FLIGHT AND FREEDOM: Stories of Escape to Canada


The global number of people currently displaced from their home country - more than 65 million - is higher than at any time since World War II. Yet in recent years Canada has deported, denied, and diverted countless refugees. Is Canada a safe haven for refugees or a closed door? This project, Flight and Freedom: Stories of Escape to Canada, is made up of images that were originally commissioned by Maytree Foundation, a private non-for-profit organization committed to reducing poverty and inequality in Canada. They focus on Canadians who arrived as refugees from notable conflicts around the world – from WWII to the ongoing War in Afghanistan – and from persecution in their home countries. These are stories of forged passports, human smugglers, armed guards, drifting at sea, starvation, rape, death and survival. Each portrait is accompanied by a story that begins with an escape that is sometimes harrowing and always remarkable. The narrative then turns to contemporary lives and careers, and the impact of refugees-turned-Canadians in the communities they call home, from Halifax to Vancouver and Toronto. And the final question: Would they get in to Canada today?

◆ ◆ ◆

Exercise set:
A) Answer these questions about the Flight and Freedom project description:
(i) How many people are currently displaced from their home country?
(ii) Which organization originally commissioned the images?
(iii) Which cities are named as homes of the refugees-turned-Canadians?
B) Give a continuation of the Flight and Freedom project description, beginning after its final sentence.

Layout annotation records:
◆ ◆ ◆

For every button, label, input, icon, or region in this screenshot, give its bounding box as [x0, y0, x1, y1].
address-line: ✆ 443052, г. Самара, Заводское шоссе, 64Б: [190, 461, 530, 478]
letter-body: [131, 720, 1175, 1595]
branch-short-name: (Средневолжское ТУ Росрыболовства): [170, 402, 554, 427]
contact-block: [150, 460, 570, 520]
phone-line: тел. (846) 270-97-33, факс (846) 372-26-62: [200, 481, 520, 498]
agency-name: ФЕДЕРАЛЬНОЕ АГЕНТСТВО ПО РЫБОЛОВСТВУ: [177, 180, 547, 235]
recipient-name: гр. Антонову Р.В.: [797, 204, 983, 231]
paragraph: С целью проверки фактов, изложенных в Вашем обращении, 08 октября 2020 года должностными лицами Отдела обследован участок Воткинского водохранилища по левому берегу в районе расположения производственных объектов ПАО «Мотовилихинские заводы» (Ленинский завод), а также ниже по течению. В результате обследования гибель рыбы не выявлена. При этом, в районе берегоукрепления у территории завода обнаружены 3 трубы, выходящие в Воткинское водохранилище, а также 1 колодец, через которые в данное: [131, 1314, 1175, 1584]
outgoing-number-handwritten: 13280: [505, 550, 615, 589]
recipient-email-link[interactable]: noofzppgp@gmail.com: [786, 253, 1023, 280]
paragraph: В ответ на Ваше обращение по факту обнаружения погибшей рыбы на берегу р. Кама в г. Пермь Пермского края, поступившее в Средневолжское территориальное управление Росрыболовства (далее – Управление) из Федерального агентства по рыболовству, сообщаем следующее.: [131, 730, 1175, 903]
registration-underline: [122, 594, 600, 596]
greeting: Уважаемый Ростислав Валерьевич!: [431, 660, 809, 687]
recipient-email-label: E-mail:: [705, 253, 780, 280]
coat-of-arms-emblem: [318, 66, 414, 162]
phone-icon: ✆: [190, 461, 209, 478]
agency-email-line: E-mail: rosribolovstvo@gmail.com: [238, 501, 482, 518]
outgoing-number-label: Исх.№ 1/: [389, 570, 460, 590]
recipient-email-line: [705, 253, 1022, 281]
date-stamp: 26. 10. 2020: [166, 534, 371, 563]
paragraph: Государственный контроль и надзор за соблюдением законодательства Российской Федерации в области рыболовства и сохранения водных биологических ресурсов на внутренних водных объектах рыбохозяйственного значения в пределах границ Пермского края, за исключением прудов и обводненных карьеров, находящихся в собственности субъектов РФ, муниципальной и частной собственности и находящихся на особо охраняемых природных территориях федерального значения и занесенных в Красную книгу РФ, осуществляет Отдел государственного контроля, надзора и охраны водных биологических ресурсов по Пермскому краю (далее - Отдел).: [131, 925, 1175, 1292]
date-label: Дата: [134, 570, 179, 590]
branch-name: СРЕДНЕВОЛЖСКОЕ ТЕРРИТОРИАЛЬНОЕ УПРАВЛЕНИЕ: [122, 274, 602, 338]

◆ ◆ ◆

Responses:
A)
(i) More than 65 million.
(ii) Maytree Foundation.
(iii) Halifax, Vancouver and Toronto.

B)
(The text in this gallery appears in the book Flight and Freedom: Stories of Escape to Canada, and is reprinted here with the authors' permission.)


Official Book Website: FLIGHT AND FREEDOM

Sabreen

From Negev Desert, Israel

Living in Canada since 2000’s

(Name changed to protect identity.)


“They’re going to do it on Thursday,” Sabreen’s brother-in-law quietly told her once the other men of the family had left, after their meeting. It was a Monday afternoon, and in three days, Sabreen would be killed by her cousin. She had refused a marriage arranged by her father, and there was no honour in the family while she lived.


“It will be better for everyone,” Sabreen answered calmly. But her bones screamed, and for the first time since this hell began, she did not want to die.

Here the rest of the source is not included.